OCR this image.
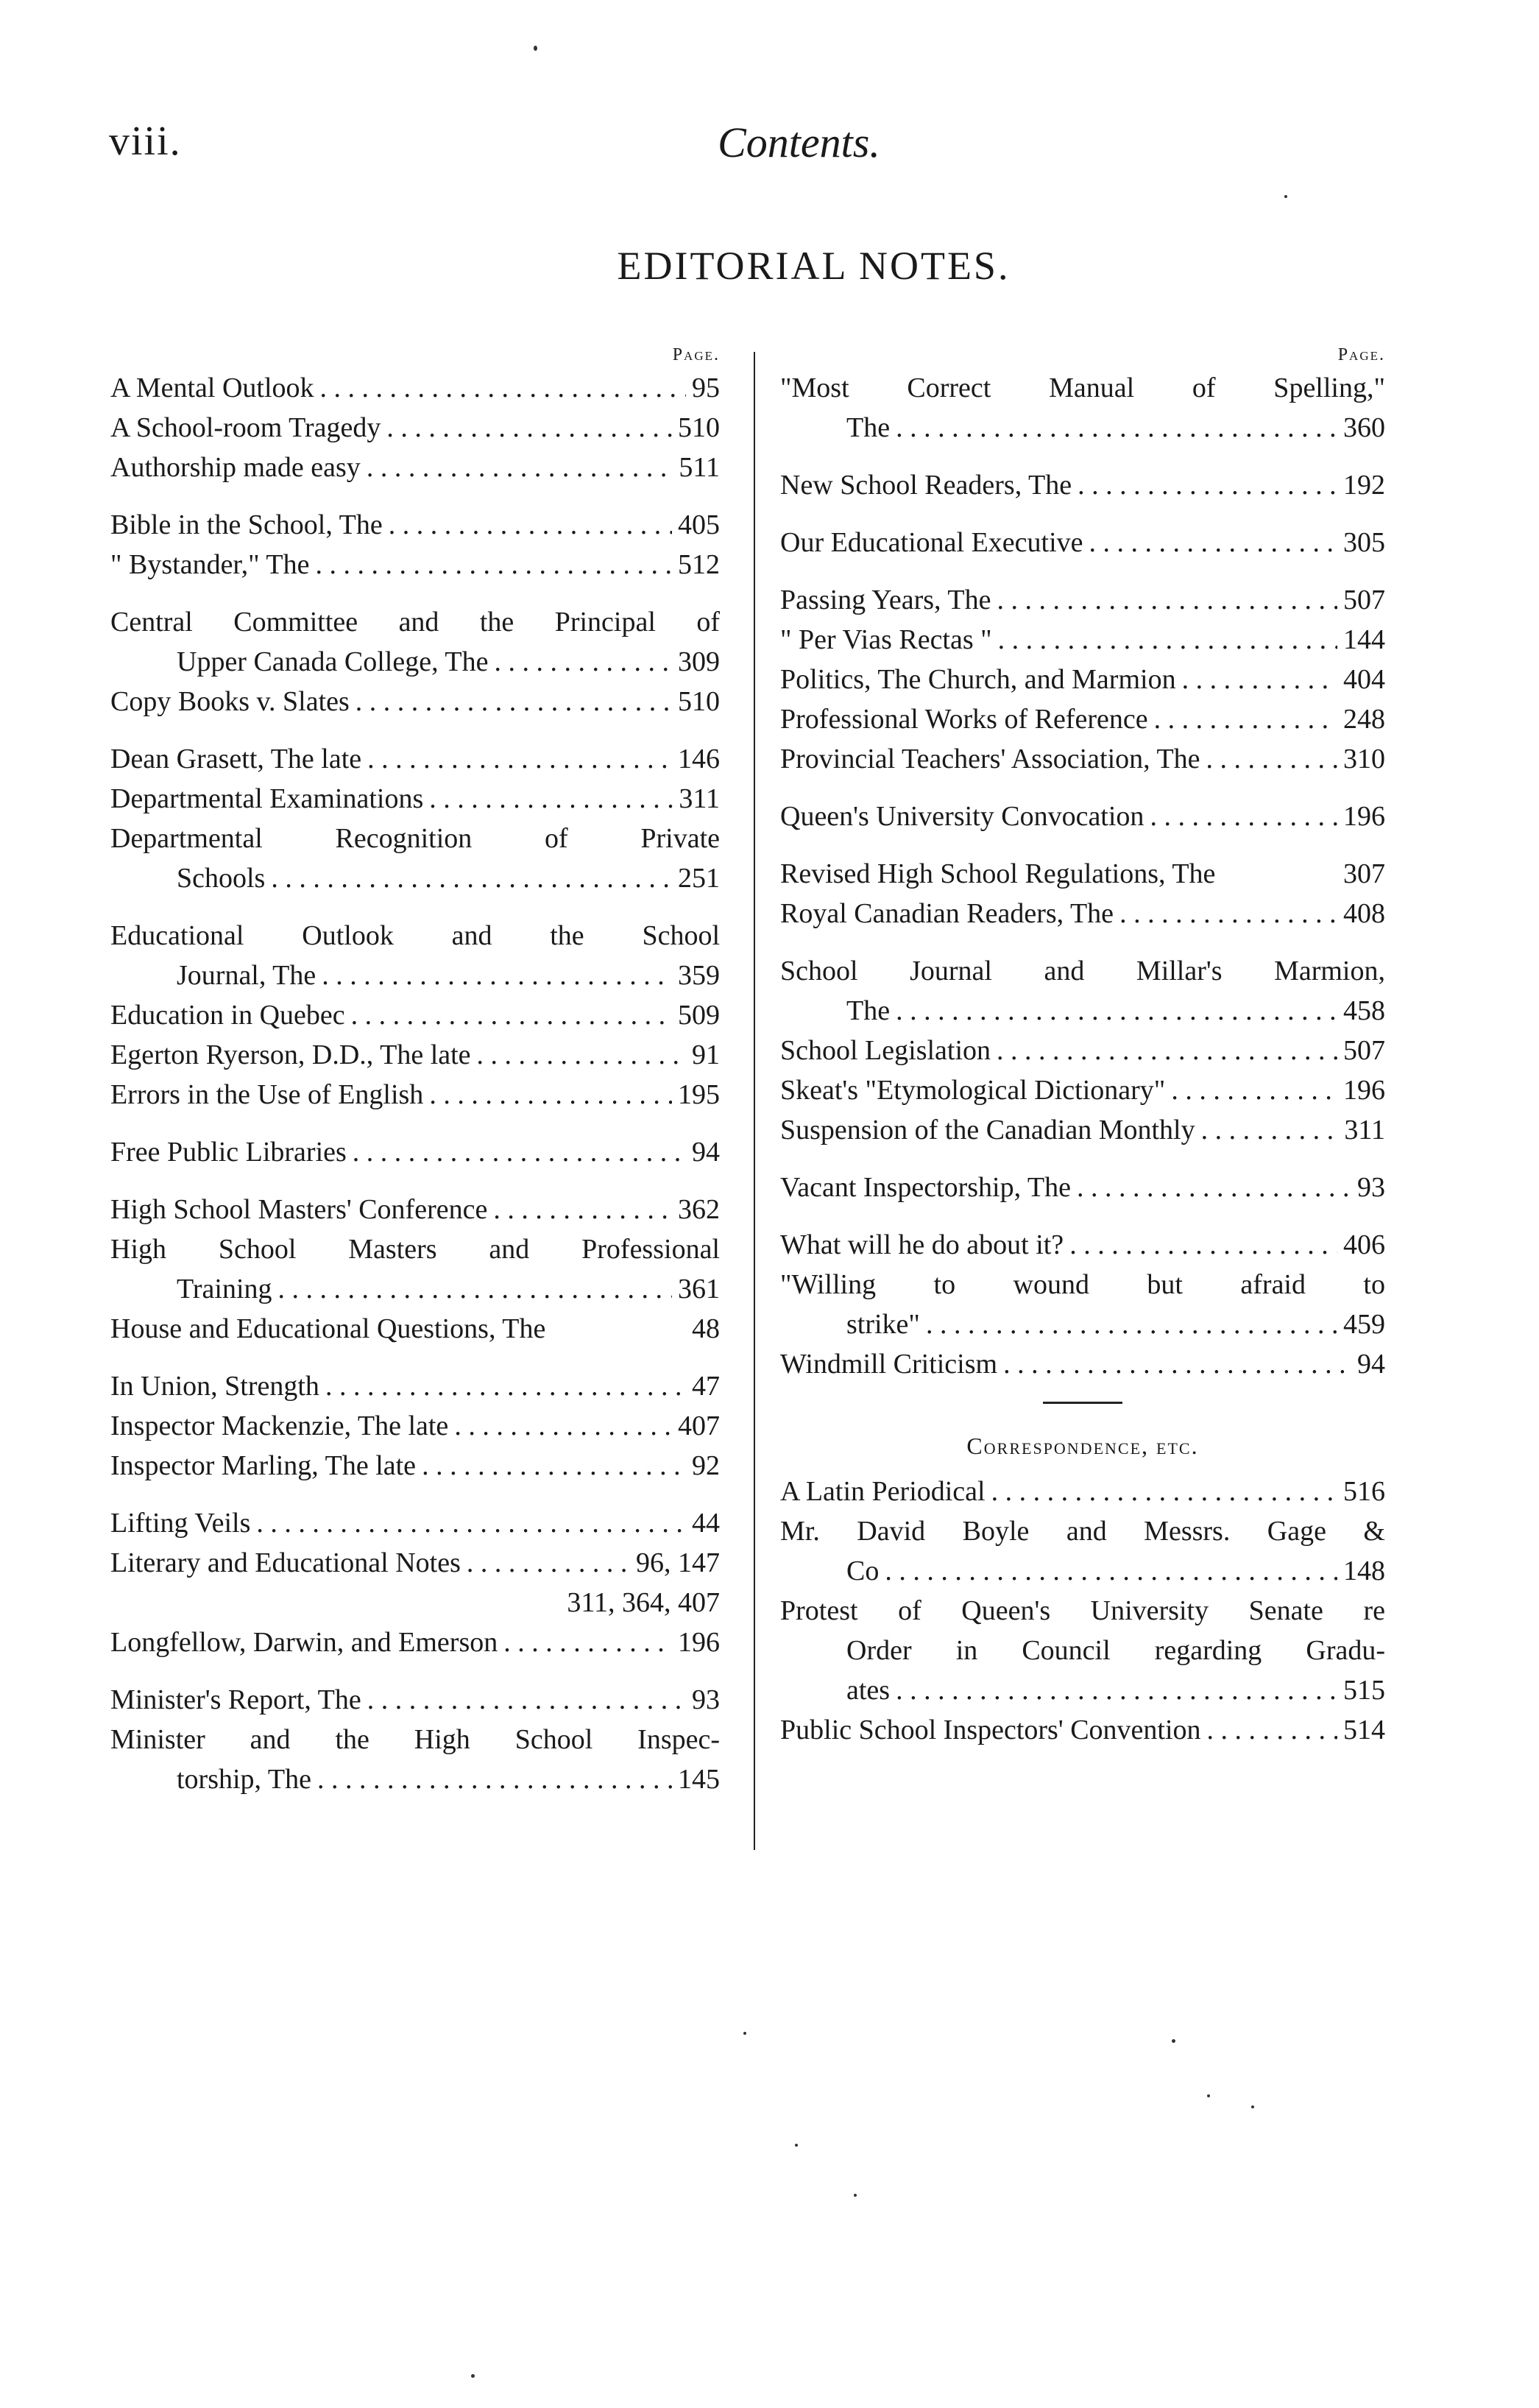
viii.	Contents.
EDITORIAL NOTES.
Page.
A Mental Outlook . . .	95
A School-room Tragedy . . .	510
Authorship made easy . . .	511
Bible in the School, The . . .	405
" Bystander," The . . .	512
Central Committee and the Principal of
Upper Canada College, The . . .	309
Copy Books v. Slates . . .	510
Dean Grasett, The late . . .	146
Departmental Examinations . . .	311
Departmental Recognition of Private
Schools . . .	251
Educational Outlook and the School
Journal, The . . .	359
Education in Quebec . . .	509
Egerton Ryerson, D.D., The late . . .	91
Errors in the Use of English . . .	195
Free Public Libraries . . .	94
High School Masters' Conference . . .	362
High School Masters and Professional
Training . . .	361
House and Educational Questions, The	48
In Union, Strength . . .	47
Inspector Mackenzie, The late . . .	407
Inspector Marling, The late . . .	92
Lifting Veils . . .	44
Literary and Educational Notes . . .	96, 147
311, 364, 407
Longfellow, Darwin, and Emerson . . .	196
Minister's Report, The . . .	93
Minister and the High School Inspec-
torship, The . . .	145
Page.
"Most Correct Manual of Spelling,"
The . . .	360
New School Readers, The . . .	192
Our Educational Executive . . .	305
Passing Years, The . . .	507
" Per Vias Rectas " . . .	144
Politics, The Church, and Marmion . . .	404
Professional Works of Reference . . .	248
Provincial Teachers' Association, The . . .	310
Queen's University Convocation . . .	196
Revised High School Regulations, The	307
Royal Canadian Readers, The . . .	408
School Journal and Millar's Marmion,
The . . .	458
School Legislation . . .	507
Skeat's "Etymological Dictionary" . . .	196
Suspension of the Canadian Monthly . . .	311
Vacant Inspectorship, The . . .	93
What will he do about it? . . .	406
"Willing to wound but afraid to
strike" . . .	459
Windmill Criticism . . .	94
Correspondence, etc.
A Latin Periodical . . .	516
Mr. David Boyle and Messrs. Gage &
Co . . .	148
Protest of Queen's University Senate re
Order in Council regarding Gradu-
ates . . .	515
Public School Inspectors' Convention . . .	514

^^^^^^^^^^^^^^^^

WHAT YOU WILL DO »
Show all lines from the data above in which the word "Journal" appears.

EXERCISE RESULT »
Journal, The . . .	359
School Journal and Millar's Marmion,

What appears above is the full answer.